§ **REQUIREMENT**
Give only the number of lines in the listing below where the string "lorem" occurs.
BEGIN STORED RECORDS
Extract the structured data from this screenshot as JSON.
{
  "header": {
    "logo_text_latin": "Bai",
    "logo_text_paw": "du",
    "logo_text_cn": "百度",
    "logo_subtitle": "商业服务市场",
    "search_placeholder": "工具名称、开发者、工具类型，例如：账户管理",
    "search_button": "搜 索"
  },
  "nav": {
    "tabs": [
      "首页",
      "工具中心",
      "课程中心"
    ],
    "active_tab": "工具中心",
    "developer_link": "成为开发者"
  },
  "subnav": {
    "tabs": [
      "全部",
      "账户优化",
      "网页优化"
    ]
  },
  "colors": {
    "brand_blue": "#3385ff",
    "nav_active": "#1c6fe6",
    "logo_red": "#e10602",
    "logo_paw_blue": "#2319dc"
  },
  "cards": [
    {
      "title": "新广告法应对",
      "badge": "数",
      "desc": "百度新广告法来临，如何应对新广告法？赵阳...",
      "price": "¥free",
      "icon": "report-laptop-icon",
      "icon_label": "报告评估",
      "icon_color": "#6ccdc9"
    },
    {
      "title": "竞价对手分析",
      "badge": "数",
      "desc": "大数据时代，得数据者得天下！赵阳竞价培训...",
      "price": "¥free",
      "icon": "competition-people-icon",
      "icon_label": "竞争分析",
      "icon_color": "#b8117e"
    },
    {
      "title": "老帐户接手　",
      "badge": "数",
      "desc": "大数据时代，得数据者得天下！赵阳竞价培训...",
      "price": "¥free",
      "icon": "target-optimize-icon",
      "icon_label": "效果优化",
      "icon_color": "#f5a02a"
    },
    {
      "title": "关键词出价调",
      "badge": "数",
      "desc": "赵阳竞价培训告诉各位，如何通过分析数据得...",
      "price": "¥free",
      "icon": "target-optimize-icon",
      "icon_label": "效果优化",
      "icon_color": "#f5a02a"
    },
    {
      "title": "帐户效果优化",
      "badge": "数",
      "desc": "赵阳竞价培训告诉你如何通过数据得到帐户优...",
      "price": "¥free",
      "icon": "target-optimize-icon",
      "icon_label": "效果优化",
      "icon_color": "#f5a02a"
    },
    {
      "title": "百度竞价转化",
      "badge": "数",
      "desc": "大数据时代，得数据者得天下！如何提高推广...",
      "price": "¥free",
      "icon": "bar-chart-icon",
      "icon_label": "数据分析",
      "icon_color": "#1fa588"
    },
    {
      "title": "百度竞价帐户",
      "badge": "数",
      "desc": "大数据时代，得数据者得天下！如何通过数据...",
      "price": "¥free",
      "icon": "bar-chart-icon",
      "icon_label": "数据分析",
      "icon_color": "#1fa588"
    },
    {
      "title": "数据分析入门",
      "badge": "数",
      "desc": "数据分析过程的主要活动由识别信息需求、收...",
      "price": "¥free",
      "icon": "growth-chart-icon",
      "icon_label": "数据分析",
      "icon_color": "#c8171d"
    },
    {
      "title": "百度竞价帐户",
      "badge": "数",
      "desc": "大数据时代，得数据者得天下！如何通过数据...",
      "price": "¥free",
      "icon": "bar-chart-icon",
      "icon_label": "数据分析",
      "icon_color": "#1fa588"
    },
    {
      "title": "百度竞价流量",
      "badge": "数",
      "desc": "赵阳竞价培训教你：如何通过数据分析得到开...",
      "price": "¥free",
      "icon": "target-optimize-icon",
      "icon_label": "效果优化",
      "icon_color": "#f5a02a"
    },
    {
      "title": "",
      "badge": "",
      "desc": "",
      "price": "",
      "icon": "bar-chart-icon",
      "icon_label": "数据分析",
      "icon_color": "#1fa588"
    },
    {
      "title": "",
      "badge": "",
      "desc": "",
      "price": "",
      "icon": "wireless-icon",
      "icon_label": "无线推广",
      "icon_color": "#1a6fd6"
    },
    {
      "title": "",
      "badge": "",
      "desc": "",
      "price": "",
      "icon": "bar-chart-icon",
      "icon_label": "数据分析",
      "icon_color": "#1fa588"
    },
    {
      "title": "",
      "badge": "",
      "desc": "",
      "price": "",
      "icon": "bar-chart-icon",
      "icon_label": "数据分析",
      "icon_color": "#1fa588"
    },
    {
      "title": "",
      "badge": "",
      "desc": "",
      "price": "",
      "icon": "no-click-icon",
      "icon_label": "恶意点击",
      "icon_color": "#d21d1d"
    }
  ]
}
END STORED RECORDS
BEGIN STORED RECORDS
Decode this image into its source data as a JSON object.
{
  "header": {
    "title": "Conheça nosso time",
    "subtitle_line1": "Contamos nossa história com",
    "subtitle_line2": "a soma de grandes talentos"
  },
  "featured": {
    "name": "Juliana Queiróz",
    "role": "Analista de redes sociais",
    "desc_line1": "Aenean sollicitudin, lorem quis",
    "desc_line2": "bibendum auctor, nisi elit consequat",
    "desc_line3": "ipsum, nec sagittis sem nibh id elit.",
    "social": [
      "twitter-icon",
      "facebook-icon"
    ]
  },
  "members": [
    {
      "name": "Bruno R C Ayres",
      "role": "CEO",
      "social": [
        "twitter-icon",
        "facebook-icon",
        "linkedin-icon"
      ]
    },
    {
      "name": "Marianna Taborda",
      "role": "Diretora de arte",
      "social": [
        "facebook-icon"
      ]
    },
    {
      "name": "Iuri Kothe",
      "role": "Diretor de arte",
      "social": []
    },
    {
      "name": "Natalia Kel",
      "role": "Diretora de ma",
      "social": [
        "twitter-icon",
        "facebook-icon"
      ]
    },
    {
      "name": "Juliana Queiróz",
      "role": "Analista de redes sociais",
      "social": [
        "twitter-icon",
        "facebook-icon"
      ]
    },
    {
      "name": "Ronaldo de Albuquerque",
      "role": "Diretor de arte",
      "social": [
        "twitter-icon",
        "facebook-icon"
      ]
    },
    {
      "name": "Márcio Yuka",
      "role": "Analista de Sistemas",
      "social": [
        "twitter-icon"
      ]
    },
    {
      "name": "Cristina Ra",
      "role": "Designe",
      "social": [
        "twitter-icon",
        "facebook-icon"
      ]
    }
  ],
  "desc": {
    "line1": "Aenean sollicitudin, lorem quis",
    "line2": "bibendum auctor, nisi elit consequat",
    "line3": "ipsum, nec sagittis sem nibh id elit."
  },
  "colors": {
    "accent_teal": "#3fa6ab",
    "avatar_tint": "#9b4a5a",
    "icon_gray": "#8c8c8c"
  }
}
END STORED RECORDS
§ **WRITTEN SOLUTION**
2